- _Material provided_
** start **
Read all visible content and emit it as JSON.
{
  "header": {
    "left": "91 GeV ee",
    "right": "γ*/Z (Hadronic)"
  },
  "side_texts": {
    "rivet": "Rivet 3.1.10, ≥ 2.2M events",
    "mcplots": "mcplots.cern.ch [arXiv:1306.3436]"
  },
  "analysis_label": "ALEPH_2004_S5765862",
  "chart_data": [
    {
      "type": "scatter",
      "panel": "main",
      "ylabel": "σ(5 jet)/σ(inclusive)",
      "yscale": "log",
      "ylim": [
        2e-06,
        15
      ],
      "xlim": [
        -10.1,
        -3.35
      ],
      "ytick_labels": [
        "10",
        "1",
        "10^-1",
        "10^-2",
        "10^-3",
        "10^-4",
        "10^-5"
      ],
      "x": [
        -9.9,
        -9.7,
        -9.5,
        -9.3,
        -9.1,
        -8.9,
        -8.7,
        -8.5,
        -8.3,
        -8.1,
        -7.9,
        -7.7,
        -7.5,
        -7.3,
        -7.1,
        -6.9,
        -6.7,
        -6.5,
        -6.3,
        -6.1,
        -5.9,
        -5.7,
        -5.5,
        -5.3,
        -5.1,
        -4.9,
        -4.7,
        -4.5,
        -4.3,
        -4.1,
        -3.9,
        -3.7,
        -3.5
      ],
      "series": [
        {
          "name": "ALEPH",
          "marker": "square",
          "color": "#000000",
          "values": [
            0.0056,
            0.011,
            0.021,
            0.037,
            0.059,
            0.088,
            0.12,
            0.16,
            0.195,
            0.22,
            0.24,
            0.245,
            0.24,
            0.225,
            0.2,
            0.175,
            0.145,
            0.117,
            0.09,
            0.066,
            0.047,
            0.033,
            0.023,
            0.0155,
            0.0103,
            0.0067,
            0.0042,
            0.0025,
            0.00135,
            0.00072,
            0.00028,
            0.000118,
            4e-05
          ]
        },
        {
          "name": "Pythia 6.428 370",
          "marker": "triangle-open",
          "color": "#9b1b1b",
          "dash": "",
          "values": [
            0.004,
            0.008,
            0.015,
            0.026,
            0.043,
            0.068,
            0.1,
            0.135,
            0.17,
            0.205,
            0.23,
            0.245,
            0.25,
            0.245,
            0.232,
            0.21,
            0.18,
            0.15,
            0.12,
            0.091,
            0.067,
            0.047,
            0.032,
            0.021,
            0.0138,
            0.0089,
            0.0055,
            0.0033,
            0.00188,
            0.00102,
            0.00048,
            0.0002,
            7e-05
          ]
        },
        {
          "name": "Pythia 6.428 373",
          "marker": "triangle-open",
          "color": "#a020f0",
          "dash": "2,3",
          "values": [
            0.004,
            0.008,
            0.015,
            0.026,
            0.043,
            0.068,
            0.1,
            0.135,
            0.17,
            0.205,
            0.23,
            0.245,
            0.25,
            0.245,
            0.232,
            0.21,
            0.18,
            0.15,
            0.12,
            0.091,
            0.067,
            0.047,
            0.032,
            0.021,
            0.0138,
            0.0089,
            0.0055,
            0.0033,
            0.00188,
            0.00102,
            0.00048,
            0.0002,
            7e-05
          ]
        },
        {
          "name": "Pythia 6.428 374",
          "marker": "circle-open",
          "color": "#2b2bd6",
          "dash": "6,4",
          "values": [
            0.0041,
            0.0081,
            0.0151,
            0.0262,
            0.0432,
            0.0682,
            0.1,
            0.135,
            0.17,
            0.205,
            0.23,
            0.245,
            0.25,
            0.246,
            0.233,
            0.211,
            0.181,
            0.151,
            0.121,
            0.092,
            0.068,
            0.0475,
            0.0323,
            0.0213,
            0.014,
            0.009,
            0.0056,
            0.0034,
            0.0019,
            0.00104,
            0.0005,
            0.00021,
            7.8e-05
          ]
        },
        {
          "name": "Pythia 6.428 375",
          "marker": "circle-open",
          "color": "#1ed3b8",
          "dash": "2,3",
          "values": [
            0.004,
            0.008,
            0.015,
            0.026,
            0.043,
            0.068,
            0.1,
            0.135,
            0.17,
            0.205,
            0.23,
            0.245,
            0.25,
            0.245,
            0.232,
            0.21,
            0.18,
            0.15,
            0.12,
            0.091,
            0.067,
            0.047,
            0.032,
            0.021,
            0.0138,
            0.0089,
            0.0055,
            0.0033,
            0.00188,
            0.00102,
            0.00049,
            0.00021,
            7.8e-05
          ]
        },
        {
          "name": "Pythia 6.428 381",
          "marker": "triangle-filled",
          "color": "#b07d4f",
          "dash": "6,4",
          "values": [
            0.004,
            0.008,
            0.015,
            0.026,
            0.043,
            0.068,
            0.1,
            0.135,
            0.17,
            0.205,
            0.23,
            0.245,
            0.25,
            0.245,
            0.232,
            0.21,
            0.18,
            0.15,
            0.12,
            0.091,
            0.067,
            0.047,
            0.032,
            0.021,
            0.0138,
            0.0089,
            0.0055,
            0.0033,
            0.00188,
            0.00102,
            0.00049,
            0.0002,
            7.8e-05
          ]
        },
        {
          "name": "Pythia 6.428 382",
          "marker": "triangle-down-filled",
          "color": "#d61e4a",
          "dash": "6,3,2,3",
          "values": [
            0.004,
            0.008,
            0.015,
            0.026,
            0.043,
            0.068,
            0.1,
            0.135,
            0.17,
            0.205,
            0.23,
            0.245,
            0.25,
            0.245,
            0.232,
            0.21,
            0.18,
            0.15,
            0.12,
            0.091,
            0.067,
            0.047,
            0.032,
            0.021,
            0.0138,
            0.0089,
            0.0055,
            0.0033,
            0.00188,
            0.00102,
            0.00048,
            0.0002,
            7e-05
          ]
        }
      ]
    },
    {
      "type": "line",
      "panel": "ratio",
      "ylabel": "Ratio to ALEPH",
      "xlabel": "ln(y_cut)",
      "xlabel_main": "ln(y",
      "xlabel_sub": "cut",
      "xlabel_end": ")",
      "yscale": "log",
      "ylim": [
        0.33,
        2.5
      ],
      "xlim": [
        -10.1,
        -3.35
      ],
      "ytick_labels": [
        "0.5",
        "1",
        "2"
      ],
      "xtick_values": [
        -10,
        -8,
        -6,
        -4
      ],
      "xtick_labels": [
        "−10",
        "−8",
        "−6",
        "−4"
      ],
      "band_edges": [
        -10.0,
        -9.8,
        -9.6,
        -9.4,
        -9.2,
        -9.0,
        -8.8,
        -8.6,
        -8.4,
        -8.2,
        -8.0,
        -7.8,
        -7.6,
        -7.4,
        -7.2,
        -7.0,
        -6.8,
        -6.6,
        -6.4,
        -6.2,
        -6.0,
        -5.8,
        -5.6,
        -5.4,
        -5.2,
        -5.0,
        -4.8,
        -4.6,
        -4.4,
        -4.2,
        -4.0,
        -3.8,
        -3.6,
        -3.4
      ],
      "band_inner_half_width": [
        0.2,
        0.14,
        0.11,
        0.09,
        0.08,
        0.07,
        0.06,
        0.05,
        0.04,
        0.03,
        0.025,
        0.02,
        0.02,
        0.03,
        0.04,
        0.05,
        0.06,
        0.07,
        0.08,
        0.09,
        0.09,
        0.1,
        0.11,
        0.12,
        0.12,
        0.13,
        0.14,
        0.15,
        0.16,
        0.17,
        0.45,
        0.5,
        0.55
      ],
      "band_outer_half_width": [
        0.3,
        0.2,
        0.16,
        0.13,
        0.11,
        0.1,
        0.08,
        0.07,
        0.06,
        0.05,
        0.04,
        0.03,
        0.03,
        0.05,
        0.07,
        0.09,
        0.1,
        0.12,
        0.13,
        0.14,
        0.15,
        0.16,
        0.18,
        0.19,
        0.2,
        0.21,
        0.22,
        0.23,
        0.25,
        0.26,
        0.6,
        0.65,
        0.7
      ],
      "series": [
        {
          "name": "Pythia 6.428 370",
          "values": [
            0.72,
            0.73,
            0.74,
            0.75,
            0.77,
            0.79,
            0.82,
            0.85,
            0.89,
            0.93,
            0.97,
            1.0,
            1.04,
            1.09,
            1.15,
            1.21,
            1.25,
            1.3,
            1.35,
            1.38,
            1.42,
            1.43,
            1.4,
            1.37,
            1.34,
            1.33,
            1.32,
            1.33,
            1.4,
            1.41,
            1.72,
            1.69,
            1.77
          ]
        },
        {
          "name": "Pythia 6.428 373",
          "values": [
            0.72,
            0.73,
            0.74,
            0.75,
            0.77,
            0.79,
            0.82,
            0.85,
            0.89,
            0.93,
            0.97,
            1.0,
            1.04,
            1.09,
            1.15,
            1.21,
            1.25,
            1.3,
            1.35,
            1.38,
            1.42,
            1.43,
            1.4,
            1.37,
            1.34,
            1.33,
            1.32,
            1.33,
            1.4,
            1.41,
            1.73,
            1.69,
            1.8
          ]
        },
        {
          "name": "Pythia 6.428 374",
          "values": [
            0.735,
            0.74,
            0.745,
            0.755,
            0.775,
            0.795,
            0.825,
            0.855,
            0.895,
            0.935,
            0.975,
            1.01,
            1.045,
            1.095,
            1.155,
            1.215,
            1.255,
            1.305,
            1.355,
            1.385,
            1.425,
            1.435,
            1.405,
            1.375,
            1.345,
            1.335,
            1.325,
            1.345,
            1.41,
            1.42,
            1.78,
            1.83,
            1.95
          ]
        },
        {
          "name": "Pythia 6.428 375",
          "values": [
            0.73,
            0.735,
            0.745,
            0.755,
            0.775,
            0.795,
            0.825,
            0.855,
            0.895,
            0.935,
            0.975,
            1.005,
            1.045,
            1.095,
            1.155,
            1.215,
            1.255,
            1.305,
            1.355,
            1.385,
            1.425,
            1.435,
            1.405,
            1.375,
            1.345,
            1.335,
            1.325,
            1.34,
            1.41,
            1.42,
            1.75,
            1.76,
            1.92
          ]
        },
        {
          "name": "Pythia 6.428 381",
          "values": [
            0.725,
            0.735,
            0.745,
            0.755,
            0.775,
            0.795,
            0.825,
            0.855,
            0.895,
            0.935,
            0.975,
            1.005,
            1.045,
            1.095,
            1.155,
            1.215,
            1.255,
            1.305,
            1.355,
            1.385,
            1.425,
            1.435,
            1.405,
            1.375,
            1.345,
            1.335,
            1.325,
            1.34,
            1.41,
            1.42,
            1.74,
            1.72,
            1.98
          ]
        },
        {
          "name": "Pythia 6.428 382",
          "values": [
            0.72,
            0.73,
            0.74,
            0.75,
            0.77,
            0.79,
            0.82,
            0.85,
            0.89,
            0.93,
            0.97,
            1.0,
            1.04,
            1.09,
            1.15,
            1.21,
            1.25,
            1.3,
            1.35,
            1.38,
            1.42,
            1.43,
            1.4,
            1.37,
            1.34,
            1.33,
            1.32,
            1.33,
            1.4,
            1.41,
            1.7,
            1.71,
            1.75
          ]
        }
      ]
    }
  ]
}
** end **
Identify every line where the string "marker" appears.

          "marker": "square",
          "marker": "triangle-open",
          "marker": "triangle-open",
          "marker": "circle-open",
          "marker": "circle-open",
          "marker": "triangle-filled",
          "marker": "triangle-down-filled",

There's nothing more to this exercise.